== Data entries

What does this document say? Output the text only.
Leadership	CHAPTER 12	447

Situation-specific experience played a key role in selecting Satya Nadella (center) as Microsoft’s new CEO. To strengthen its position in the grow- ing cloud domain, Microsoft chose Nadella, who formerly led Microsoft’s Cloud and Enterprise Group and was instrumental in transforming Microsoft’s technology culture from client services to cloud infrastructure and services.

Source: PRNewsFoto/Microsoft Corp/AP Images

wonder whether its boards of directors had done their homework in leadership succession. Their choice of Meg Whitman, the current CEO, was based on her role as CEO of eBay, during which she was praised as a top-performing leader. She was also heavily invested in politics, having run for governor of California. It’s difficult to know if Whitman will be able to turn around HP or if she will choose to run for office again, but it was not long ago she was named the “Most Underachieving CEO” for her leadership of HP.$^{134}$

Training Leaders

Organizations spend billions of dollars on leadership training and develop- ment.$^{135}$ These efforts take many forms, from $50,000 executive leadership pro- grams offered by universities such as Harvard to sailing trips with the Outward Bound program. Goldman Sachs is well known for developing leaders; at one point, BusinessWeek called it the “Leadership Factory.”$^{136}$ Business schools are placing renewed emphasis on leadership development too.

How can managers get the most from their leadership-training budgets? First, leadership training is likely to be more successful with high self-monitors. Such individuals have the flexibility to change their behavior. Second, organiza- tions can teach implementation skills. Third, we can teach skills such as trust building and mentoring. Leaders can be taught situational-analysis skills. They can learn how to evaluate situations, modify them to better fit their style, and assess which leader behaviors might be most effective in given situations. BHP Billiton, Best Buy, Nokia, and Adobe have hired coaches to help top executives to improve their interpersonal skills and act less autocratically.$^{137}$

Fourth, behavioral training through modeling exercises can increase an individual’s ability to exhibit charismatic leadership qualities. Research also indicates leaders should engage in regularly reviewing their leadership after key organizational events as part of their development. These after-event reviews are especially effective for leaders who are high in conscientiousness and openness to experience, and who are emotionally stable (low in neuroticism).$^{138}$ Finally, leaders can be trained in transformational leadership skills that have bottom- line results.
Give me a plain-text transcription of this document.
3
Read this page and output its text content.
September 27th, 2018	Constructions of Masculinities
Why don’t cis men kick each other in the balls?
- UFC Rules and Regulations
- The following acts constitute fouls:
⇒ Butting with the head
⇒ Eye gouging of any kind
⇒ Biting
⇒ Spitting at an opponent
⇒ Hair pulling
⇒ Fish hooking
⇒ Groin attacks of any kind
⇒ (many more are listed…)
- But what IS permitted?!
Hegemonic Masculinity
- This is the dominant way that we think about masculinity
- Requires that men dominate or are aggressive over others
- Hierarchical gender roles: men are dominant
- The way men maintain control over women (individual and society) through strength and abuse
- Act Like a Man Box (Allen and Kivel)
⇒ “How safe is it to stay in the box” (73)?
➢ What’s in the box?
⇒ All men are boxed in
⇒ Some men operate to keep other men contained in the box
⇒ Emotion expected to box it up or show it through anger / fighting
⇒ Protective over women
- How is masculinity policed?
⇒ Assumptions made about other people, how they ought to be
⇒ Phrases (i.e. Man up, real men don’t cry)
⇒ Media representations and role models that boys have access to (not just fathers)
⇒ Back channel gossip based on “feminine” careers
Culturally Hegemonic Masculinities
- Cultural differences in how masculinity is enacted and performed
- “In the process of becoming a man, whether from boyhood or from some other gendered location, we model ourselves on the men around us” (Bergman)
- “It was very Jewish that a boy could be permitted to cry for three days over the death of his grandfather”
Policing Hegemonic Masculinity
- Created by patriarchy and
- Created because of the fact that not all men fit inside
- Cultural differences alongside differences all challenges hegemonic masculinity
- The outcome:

====

Stated goal: Search the entries for the word "Created", then list each line that holds it.

Response for this exercise:
- Created by patriarchy and
- Created because of the fact that not all men fit inside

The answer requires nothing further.